### [Data for the task]
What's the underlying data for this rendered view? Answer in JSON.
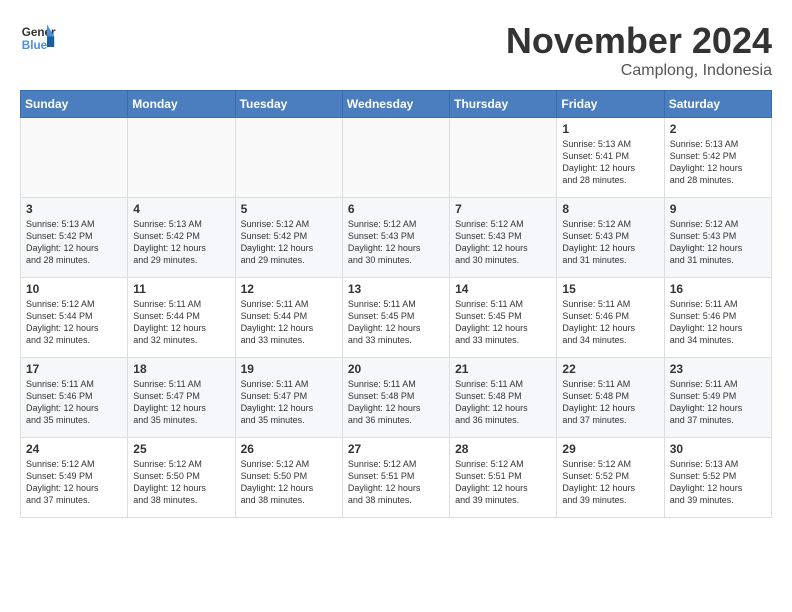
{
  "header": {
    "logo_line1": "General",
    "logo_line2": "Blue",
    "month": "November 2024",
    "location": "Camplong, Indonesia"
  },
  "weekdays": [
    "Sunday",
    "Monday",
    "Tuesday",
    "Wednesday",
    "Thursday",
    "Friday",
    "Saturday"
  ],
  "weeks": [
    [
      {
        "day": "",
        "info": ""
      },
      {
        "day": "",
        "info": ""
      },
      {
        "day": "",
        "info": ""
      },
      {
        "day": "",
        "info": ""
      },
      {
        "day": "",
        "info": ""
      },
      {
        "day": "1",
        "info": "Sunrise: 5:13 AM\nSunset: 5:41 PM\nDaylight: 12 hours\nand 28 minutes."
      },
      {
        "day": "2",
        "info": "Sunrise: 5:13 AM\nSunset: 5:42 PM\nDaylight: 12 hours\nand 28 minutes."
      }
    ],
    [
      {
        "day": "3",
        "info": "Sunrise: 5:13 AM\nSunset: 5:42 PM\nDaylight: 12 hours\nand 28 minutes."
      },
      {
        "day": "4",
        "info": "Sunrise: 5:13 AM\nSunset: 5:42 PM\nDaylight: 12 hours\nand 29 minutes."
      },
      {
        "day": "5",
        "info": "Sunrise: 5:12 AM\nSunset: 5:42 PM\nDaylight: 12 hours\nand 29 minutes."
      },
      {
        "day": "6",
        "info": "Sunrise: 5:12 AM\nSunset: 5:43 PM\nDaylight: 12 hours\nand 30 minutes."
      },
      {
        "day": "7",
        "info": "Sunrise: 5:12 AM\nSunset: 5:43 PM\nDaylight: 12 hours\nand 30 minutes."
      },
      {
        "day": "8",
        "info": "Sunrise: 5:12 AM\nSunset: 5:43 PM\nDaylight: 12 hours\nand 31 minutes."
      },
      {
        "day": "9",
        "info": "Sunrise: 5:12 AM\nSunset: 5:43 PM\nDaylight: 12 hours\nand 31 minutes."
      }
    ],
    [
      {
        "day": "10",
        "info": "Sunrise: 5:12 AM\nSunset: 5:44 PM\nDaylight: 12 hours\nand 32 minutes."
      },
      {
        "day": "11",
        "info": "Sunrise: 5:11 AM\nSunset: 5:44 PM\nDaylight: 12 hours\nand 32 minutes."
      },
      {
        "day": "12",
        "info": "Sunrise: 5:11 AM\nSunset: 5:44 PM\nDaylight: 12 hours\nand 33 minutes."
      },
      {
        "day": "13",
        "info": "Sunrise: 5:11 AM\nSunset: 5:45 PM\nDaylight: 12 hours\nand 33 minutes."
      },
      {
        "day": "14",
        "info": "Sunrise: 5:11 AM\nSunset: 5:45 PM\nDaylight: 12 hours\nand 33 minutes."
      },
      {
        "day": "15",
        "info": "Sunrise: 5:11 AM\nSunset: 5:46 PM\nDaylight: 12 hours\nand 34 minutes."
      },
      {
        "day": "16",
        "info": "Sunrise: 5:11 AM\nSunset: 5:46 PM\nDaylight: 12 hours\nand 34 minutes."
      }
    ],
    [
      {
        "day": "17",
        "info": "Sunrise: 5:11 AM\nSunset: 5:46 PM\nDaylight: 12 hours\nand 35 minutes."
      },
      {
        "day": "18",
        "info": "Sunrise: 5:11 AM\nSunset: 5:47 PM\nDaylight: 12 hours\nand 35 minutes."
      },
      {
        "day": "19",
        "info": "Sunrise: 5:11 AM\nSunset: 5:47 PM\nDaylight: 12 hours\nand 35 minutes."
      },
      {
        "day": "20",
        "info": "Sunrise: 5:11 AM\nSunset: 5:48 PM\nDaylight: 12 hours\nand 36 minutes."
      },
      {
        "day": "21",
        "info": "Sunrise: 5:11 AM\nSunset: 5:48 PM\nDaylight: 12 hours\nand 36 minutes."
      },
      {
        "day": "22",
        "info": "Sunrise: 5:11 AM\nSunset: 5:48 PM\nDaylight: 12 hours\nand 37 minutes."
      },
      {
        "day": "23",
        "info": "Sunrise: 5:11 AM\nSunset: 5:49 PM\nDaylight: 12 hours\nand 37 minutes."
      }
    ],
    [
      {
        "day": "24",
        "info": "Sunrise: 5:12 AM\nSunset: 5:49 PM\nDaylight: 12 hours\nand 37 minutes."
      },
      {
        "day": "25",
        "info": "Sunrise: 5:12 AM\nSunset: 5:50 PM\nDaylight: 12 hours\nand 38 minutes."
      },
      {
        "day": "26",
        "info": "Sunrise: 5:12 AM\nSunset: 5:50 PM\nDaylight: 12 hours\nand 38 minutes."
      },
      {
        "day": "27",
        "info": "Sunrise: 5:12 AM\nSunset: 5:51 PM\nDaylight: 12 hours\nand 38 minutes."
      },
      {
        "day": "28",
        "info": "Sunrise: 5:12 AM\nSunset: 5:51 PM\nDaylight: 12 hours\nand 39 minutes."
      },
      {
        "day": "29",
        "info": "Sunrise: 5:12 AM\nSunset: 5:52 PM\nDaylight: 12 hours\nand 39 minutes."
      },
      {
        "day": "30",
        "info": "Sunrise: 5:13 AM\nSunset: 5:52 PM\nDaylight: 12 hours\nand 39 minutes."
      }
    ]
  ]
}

---

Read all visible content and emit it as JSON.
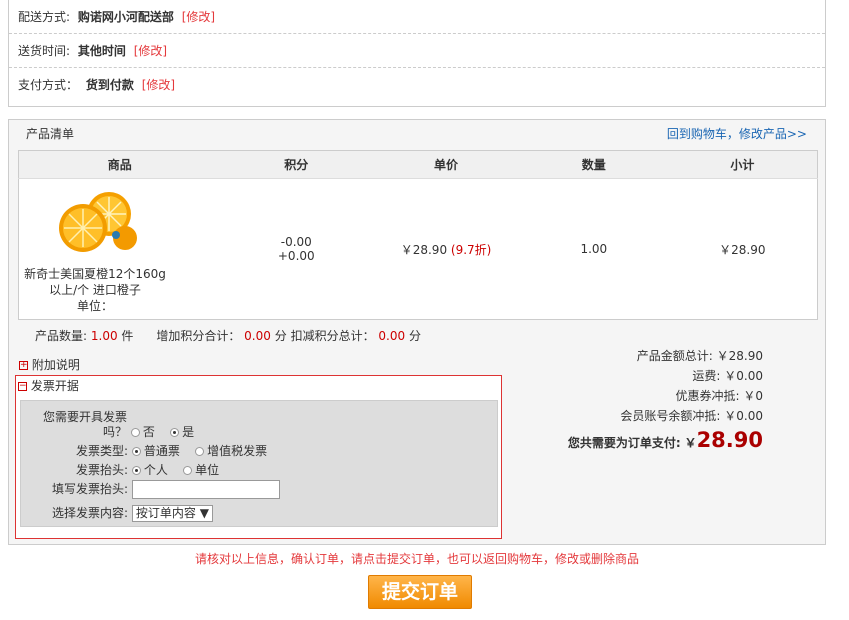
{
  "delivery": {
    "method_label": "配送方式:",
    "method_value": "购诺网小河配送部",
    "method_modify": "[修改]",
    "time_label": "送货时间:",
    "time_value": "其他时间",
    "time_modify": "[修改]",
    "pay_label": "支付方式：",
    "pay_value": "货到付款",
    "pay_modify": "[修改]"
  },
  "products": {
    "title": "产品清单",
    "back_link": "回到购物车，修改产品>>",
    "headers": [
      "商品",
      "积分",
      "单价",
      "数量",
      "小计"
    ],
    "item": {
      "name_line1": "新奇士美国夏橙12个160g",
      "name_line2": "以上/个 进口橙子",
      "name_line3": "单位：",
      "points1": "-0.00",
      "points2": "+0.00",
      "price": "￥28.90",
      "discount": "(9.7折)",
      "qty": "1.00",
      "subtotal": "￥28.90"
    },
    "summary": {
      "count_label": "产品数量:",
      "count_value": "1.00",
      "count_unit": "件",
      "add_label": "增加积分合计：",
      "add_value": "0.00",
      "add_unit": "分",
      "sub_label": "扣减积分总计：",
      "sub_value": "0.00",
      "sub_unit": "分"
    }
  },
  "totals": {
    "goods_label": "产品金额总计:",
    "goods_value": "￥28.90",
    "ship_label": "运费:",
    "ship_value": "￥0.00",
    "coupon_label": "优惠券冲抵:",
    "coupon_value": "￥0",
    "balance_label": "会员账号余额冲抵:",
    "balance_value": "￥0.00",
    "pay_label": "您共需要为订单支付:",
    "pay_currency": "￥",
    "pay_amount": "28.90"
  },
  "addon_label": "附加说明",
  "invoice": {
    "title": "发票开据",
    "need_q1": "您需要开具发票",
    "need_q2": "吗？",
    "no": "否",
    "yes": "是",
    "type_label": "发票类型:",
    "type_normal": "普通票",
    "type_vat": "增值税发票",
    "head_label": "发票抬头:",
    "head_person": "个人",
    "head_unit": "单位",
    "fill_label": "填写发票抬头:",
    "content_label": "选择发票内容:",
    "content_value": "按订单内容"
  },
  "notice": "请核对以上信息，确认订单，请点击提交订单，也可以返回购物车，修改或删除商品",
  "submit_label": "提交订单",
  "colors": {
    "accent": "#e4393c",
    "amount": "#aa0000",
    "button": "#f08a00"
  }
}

### [Problem to solve]
Copy all lines from the material that hold "JSON".

### [Complete answer]
What's the underlying data for this rendered view? Answer in JSON.
Read all visible content and emit it as JSON.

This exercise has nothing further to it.